-------- Data lines

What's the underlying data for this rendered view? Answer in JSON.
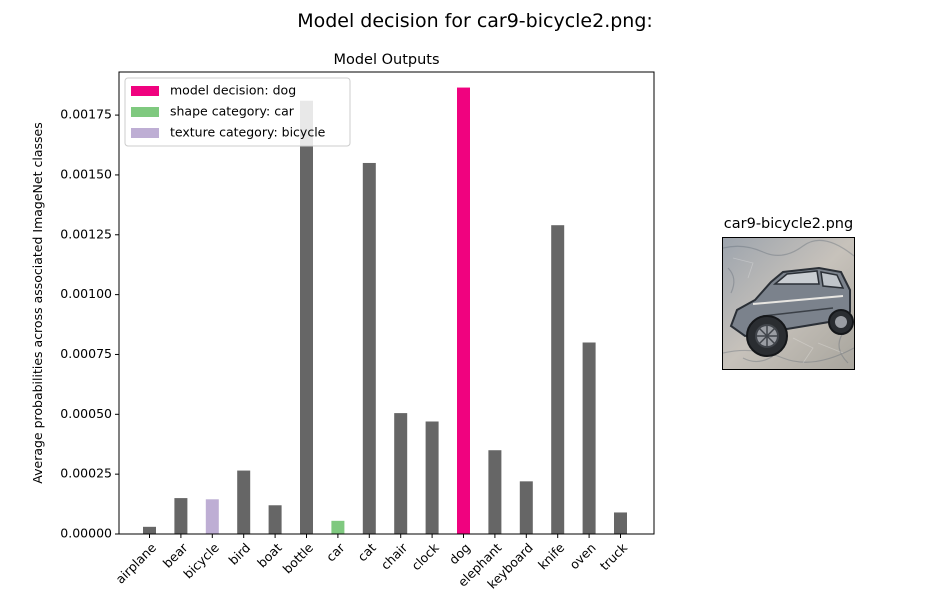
{
  "figure": {
    "suptitle": "Model decision for car9-bicycle2.png:"
  },
  "image_panel": {
    "title": "car9-bicycle2.png",
    "image_description_icon": "stylized-car-photo"
  },
  "chart_data": {
    "type": "bar",
    "title": "Model Outputs",
    "xlabel": "",
    "ylabel": "Average probabilities across associated ImageNet classes",
    "ylim": [
      0,
      0.00193
    ],
    "yticks": [
      "0.00000",
      "0.00025",
      "0.00050",
      "0.00075",
      "0.00100",
      "0.00125",
      "0.00150",
      "0.00175"
    ],
    "categories": [
      "airplane",
      "bear",
      "bicycle",
      "bird",
      "boat",
      "bottle",
      "car",
      "cat",
      "chair",
      "clock",
      "dog",
      "elephant",
      "keyboard",
      "knife",
      "oven",
      "truck"
    ],
    "values": [
      3e-05,
      0.00015,
      0.000145,
      0.000265,
      0.00012,
      0.00181,
      5.5e-05,
      0.00155,
      0.000505,
      0.00047,
      0.001865,
      0.00035,
      0.00022,
      0.00129,
      0.0008,
      9e-05
    ],
    "bar_roles": [
      "other",
      "other",
      "texture",
      "other",
      "other",
      "other",
      "shape",
      "other",
      "other",
      "other",
      "decision",
      "other",
      "other",
      "other",
      "other",
      "other"
    ],
    "colors": {
      "other": "#666666",
      "decision": "#f0027f",
      "shape": "#7fc97f",
      "texture": "#beaed4"
    },
    "legend": {
      "placement": "upper-left",
      "entries": [
        {
          "label": "model decision: dog",
          "color": "#f0027f"
        },
        {
          "label": "shape category: car",
          "color": "#7fc97f"
        },
        {
          "label": "texture category: bicycle",
          "color": "#beaed4"
        }
      ]
    },
    "grid": false
  }
}
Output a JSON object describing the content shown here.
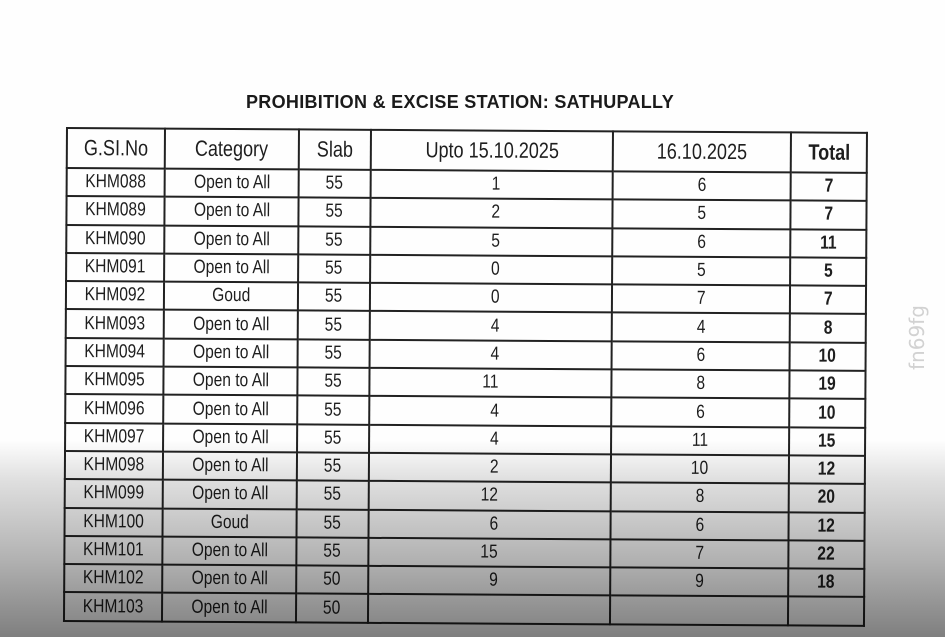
{
  "title": "PROHIBITION & EXCISE STATION: SATHUPALLY",
  "watermark": "fn69fg",
  "table": {
    "headers": [
      "G.SI.No",
      "Category",
      "Slab",
      "Upto 15.10.2025",
      "16.10.2025",
      "Total"
    ],
    "rows": [
      [
        "KHM088",
        "Open to All",
        "55",
        "1",
        "6",
        "7"
      ],
      [
        "KHM089",
        "Open to All",
        "55",
        "2",
        "5",
        "7"
      ],
      [
        "KHM090",
        "Open to All",
        "55",
        "5",
        "6",
        "11"
      ],
      [
        "KHM091",
        "Open to All",
        "55",
        "0",
        "5",
        "5"
      ],
      [
        "KHM092",
        "Goud",
        "55",
        "0",
        "7",
        "7"
      ],
      [
        "KHM093",
        "Open to All",
        "55",
        "4",
        "4",
        "8"
      ],
      [
        "KHM094",
        "Open to All",
        "55",
        "4",
        "6",
        "10"
      ],
      [
        "KHM095",
        "Open to All",
        "55",
        "11",
        "8",
        "19"
      ],
      [
        "KHM096",
        "Open to All",
        "55",
        "4",
        "6",
        "10"
      ],
      [
        "KHM097",
        "Open to All",
        "55",
        "4",
        "11",
        "15"
      ],
      [
        "KHM098",
        "Open to All",
        "55",
        "2",
        "10",
        "12"
      ],
      [
        "KHM099",
        "Open to All",
        "55",
        "12",
        "8",
        "20"
      ],
      [
        "KHM100",
        "Goud",
        "55",
        "6",
        "6",
        "12"
      ],
      [
        "KHM101",
        "Open to All",
        "55",
        "15",
        "7",
        "22"
      ],
      [
        "KHM102",
        "Open to All",
        "50",
        "9",
        "9",
        "18"
      ],
      [
        "KHM103",
        "Open to All",
        "50",
        "",
        "",
        ""
      ]
    ]
  }
}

----------------

Print the complete listing exactly as it stands, without its pictures.

What's the underlying data for this rendered view? Answer in JSON.
{
  "figure": {
    "suptitle": "Model decision for car9-bicycle2.png:"
  },
  "image_panel": {
    "title": "car9-bicycle2.png",
    "image_description_icon": "stylized-car-photo"
  },
  "chart_data": {
    "type": "bar",
    "title": "Model Outputs",
    "xlabel": "",
    "ylabel": "Average probabilities across associated ImageNet classes",
    "ylim": [
      0,
      0.00193
    ],
    "yticks": [
      "0.00000",
      "0.00025",
      "0.00050",
      "0.00075",
      "0.00100",
      "0.00125",
      "0.00150",
      "0.00175"
    ],
    "categories": [
      "airplane",
      "bear",
      "bicycle",
      "bird",
      "boat",
      "bottle",
      "car",
      "cat",
      "chair",
      "clock",
      "dog",
      "elephant",
      "keyboard",
      "knife",
      "oven",
      "truck"
    ],
    "values": [
      3e-05,
      0.00015,
      0.000145,
      0.000265,
      0.00012,
      0.00181,
      5.5e-05,
      0.00155,
      0.000505,
      0.00047,
      0.001865,
      0.00035,
      0.00022,
      0.00129,
      0.0008,
      9e-05
    ],
    "bar_roles": [
      "other",
      "other",
      "texture",
      "other",
      "other",
      "other",
      "shape",
      "other",
      "other",
      "other",
      "decision",
      "other",
      "other",
      "other",
      "other",
      "other"
    ],
    "colors": {
      "other": "#666666",
      "decision": "#f0027f",
      "shape": "#7fc97f",
      "texture": "#beaed4"
    },
    "legend": {
      "placement": "upper-left",
      "entries": [
        {
          "label": "model decision: dog",
          "color": "#f0027f"
        },
        {
          "label": "shape category: car",
          "color": "#7fc97f"
        },
        {
          "label": "texture category: bicycle",
          "color": "#beaed4"
        }
      ]
    },
    "grid": false
  }
}
Output a JSON object describing the content shown here.
{
  "title": "PROHIBITION & EXCISE STATION: SATHUPALLY",
  "watermark": "fn69fg",
  "table": {
    "headers": [
      "G.SI.No",
      "Category",
      "Slab",
      "Upto 15.10.2025",
      "16.10.2025",
      "Total"
    ],
    "rows": [
      [
        "KHM088",
        "Open to All",
        "55",
        "1",
        "6",
        "7"
      ],
      [
        "KHM089",
        "Open to All",
        "55",
        "2",
        "5",
        "7"
      ],
      [
        "KHM090",
        "Open to All",
        "55",
        "5",
        "6",
        "11"
      ],
      [
        "KHM091",
        "Open to All",
        "55",
        "0",
        "5",
        "5"
      ],
      [
        "KHM092",
        "Goud",
        "55",
        "0",
        "7",
        "7"
      ],
      [
        "KHM093",
        "Open to All",
        "55",
        "4",
        "4",
        "8"
      ],
      [
        "KHM094",
        "Open to All",
        "55",
        "4",
        "6",
        "10"
      ],
      [
        "KHM095",
        "Open to All",
        "55",
        "11",
        "8",
        "19"
      ],
      [
        "KHM096",
        "Open to All",
        "55",
        "4",
        "6",
        "10"
      ],
      [
        "KHM097",
        "Open to All",
        "55",
        "4",
        "11",
        "15"
      ],
      [
        "KHM098",
        "Open to All",
        "55",
        "2",
        "10",
        "12"
      ],
      [
        "KHM099",
        "Open to All",
        "55",
        "12",
        "8",
        "20"
      ],
      [
        "KHM100",
        "Goud",
        "55",
        "6",
        "6",
        "12"
      ],
      [
        "KHM101",
        "Open to All",
        "55",
        "15",
        "7",
        "22"
      ],
      [
        "KHM102",
        "Open to All",
        "50",
        "9",
        "9",
        "18"
      ],
      [
        "KHM103",
        "Open to All",
        "50",
        "",
        "",
        ""
      ]
    ]
  }
}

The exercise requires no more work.